GIVEN TASK
Write out the full listing exactly as given, minus the images.

Saved data entries
>>>

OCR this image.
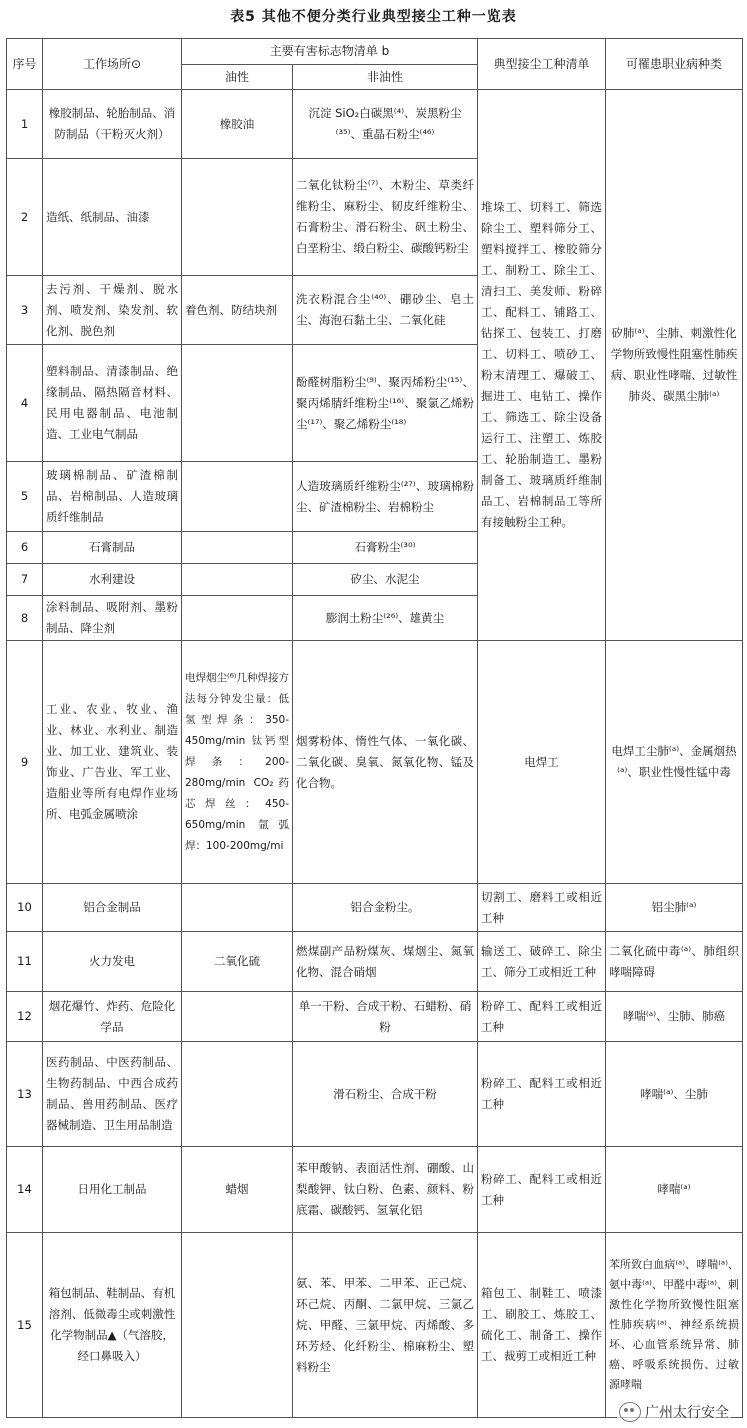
表5 其他不便分类行业典型接尘工种一览表
序号	工作场所⊙	主要有害标志物清单 b		典型接尘工种清单	可罹患职业病种类
		油性	非油性		
1	橡胶制品、轮胎制品、消防制品（干粉灭火剂）	橡胶油	沉淀 SiO₂白碳黑⁽⁴⁾、炭黑粉尘⁽³⁵⁾、重晶石粉尘⁽⁴⁶⁾	堆垛工、切料工、筛选除尘工、塑料筛分工、塑料搅拌工、橡胶筛分工、制粉工、除尘工、清扫工、美发师、粉碎工、配料工、铺路工、钻探工、包装工、打磨工、切料工、喷砂工、粉末清理工、爆破工、掘进工、电钻工、操作工、筛选工、除尘设备运行工、注塑工、炼胶工、轮胎制造工、墨粉制备工、玻璃质纤维制品工、岩棉制品工等所有接触粉尘工种。	矽肺⁽ᵃ⁾、尘肺、刺激性化学物所致慢性阻塞性肺疾病、职业性哮喘、过敏性肺炎、碳黑尘肺⁽ᵃ⁾
2	造纸、纸制品、油漆		二氧化钛粉尘⁽⁷⁾、木粉尘、草类纤维粉尘、麻粉尘、韧皮纤维粉尘、石膏粉尘、滑石粉尘、矾土粉尘、白垩粉尘、缎白粉尘、碳酸钙粉尘		
3	去污剂、干燥剂、脱水剂、喷发剂、染发剂、软化剂、脱色剂	着色剂、防结块剂	洗衣粉混合尘⁽⁴⁰⁾、硼砂尘、皂土尘、海泡石黏土尘、二氧化硅		
4	塑料制品、清漆制品、绝缘制品、隔热隔音材料、民用电器制品、电池制造、工业电气制品		酚醛树脂粉尘⁽⁹⁾、聚丙烯粉尘⁽¹⁵⁾、聚丙烯腈纤维粉尘⁽¹⁶⁾、聚氯乙烯粉尘⁽¹⁷⁾、聚乙烯粉尘⁽¹⁸⁾		
5	玻璃棉制品、矿渣棉制品、岩棉制品、人造玻璃质纤维制品		人造玻璃质纤维粉尘⁽²⁷⁾、玻璃棉粉尘、矿渣棉粉尘、岩棉粉尘		
6	石膏制品		石膏粉尘⁽³⁰⁾		
7	水利建设		矽尘、水泥尘		
8	涂料制品、吸附剂、墨粉制品、降尘剂		膨润土粉尘⁽²⁶⁾、雄黄尘		
9	工业、农业、牧业、渔业、林业、水利业、制造业、加工业、建筑业、装饰业、广告业、军工业、造船业等所有电焊作业场所、电弧金属喷涂	电焊烟尘⁽⁶⁾几种焊接方法每分钟发尘量：低氢型焊条：350-450mg/min 钛钙型焊条：200-280mg/min CO₂药芯焊丝：450-650mg/min 氩弧焊：100-200mg/mi	烟雾粉体、惰性气体、一氧化碳、二氧化碳、臭氧、氮氧化物、锰及化合物。	电焊工	电焊工尘肺⁽ᵃ⁾、金属烟热⁽ᵃ⁾、职业性慢性锰中毒
10	铝合金制品		铝合金粉尘。	切割工、磨料工或相近工种	铝尘肺⁽ᵃ⁾
11	火力发电	二氧化硫	燃煤副产品粉煤灰、煤烟尘、氮氧化物、混合硝烟	输送工、破碎工、除尘工、筛分工或相近工种	二氧化硫中毒⁽ᵃ⁾、肺组织哮喘障碍
12	烟花爆竹、炸药、危险化学品		单一干粉、合成干粉、石蜡粉、硝粉	粉碎工、配料工或相近工种	哮喘⁽ᵃ⁾、尘肺、肺癌
13	医药制品、中医药制品、生物药制品、中西合成药制品、兽用药制品、医疗器械制造、卫生用品制造		滑石粉尘、合成干粉	粉碎工、配料工或相近工种	哮喘⁽ᵃ⁾、尘肺
14	日用化工制品	蜡烟	苯甲酸钠、表面活性剂、硼酸、山梨酸钾、钛白粉、色素、颜料、粉底霜、碳酸钙、氢氧化铝	粉碎工、配料工或相近工种	哮喘⁽ᵃ⁾
15	箱包制品、鞋制品、有机溶剂、低微毒尘或刺激性化学物制品▲（气溶胶，经口鼻吸入）		氨、苯、甲苯、二甲苯、正己烷、环己烷、丙酮、二氯甲烷、三氯乙烷、甲醛、三氯甲烷、丙烯酸、多环芳烃、化纤粉尘、棉麻粉尘、塑料粉尘	箱包工、制鞋工、喷漆工、刷胶工、炼胶工、硫化工、制备工、操作工、裁剪工或相近工种	苯所致白血病⁽ᵃ⁾、哮喘⁽ᵃ⁾、氨中毒⁽ᵃ⁾、甲醛中毒⁽ᵃ⁾、刺激性化学物所致慢性阻塞性肺疾病⁽ᵃ⁾、神经系统损坏、心血管系统异常、肺癌、呼吸系统损伤、过敏源哮喘
广州太行安全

<<<

OUTPUT OF THE TASK
OCR this image.
表5 其他不便分类行业典型接尘工种一览表
序号	工作场所⊙	主要有害标志物清单 b		典型接尘工种清单	可罹患职业病种类
		油性	非油性		
1	橡胶制品、轮胎制品、消防制品（干粉灭火剂）	橡胶油	沉淀 SiO₂白碳黑⁽⁴⁾、炭黑粉尘⁽³⁵⁾、重晶石粉尘⁽⁴⁶⁾	堆垛工、切料工、筛选除尘工、塑料筛分工、塑料搅拌工、橡胶筛分工、制粉工、除尘工、清扫工、美发师、粉碎工、配料工、铺路工、钻探工、包装工、打磨工、切料工、喷砂工、粉末清理工、爆破工、掘进工、电钻工、操作工、筛选工、除尘设备运行工、注塑工、炼胶工、轮胎制造工、墨粉制备工、玻璃质纤维制品工、岩棉制品工等所有接触粉尘工种。	矽肺⁽ᵃ⁾、尘肺、刺激性化学物所致慢性阻塞性肺疾病、职业性哮喘、过敏性肺炎、碳黑尘肺⁽ᵃ⁾
2	造纸、纸制品、油漆		二氧化钛粉尘⁽⁷⁾、木粉尘、草类纤维粉尘、麻粉尘、韧皮纤维粉尘、石膏粉尘、滑石粉尘、矾土粉尘、白垩粉尘、缎白粉尘、碳酸钙粉尘		
3	去污剂、干燥剂、脱水剂、喷发剂、染发剂、软化剂、脱色剂	着色剂、防结块剂	洗衣粉混合尘⁽⁴⁰⁾、硼砂尘、皂土尘、海泡石黏土尘、二氧化硅		
4	塑料制品、清漆制品、绝缘制品、隔热隔音材料、民用电器制品、电池制造、工业电气制品		酚醛树脂粉尘⁽⁹⁾、聚丙烯粉尘⁽¹⁵⁾、聚丙烯腈纤维粉尘⁽¹⁶⁾、聚氯乙烯粉尘⁽¹⁷⁾、聚乙烯粉尘⁽¹⁸⁾		
5	玻璃棉制品、矿渣棉制品、岩棉制品、人造玻璃质纤维制品		人造玻璃质纤维粉尘⁽²⁷⁾、玻璃棉粉尘、矿渣棉粉尘、岩棉粉尘		
6	石膏制品		石膏粉尘⁽³⁰⁾		
7	水利建设		矽尘、水泥尘		
8	涂料制品、吸附剂、墨粉制品、降尘剂		膨润土粉尘⁽²⁶⁾、雄黄尘		
9	工业、农业、牧业、渔业、林业、水利业、制造业、加工业、建筑业、装饰业、广告业、军工业、造船业等所有电焊作业场所、电弧金属喷涂	电焊烟尘⁽⁶⁾几种焊接方法每分钟发尘量：低氢型焊条：350-450mg/min 钛钙型焊条：200-280mg/min CO₂药芯焊丝：450-650mg/min 氩弧焊：100-200mg/mi	烟雾粉体、惰性气体、一氧化碳、二氧化碳、臭氧、氮氧化物、锰及化合物。	电焊工	电焊工尘肺⁽ᵃ⁾、金属烟热⁽ᵃ⁾、职业性慢性锰中毒
10	铝合金制品		铝合金粉尘。	切割工、磨料工或相近工种	铝尘肺⁽ᵃ⁾
11	火力发电	二氧化硫	燃煤副产品粉煤灰、煤烟尘、氮氧化物、混合硝烟	输送工、破碎工、除尘工、筛分工或相近工种	二氧化硫中毒⁽ᵃ⁾、肺组织哮喘障碍
12	烟花爆竹、炸药、危险化学品		单一干粉、合成干粉、石蜡粉、硝粉	粉碎工、配料工或相近工种	哮喘⁽ᵃ⁾、尘肺、肺癌
13	医药制品、中医药制品、生物药制品、中西合成药制品、兽用药制品、医疗器械制造、卫生用品制造		滑石粉尘、合成干粉	粉碎工、配料工或相近工种	哮喘⁽ᵃ⁾、尘肺
14	日用化工制品	蜡烟	苯甲酸钠、表面活性剂、硼酸、山梨酸钾、钛白粉、色素、颜料、粉底霜、碳酸钙、氢氧化铝	粉碎工、配料工或相近工种	哮喘⁽ᵃ⁾
15	箱包制品、鞋制品、有机溶剂、低微毒尘或刺激性化学物制品▲（气溶胶，经口鼻吸入）		氨、苯、甲苯、二甲苯、正己烷、环己烷、丙酮、二氯甲烷、三氯乙烷、甲醛、三氯甲烷、丙烯酸、多环芳烃、化纤粉尘、棉麻粉尘、塑料粉尘	箱包工、制鞋工、喷漆工、刷胶工、炼胶工、硫化工、制备工、操作工、裁剪工或相近工种	苯所致白血病⁽ᵃ⁾、哮喘⁽ᵃ⁾、氨中毒⁽ᵃ⁾、甲醛中毒⁽ᵃ⁾、刺激性化学物所致慢性阻塞性肺疾病⁽ᵃ⁾、神经系统损坏、心血管系统异常、肺癌、呼吸系统损伤、过敏源哮喘
广州太行安全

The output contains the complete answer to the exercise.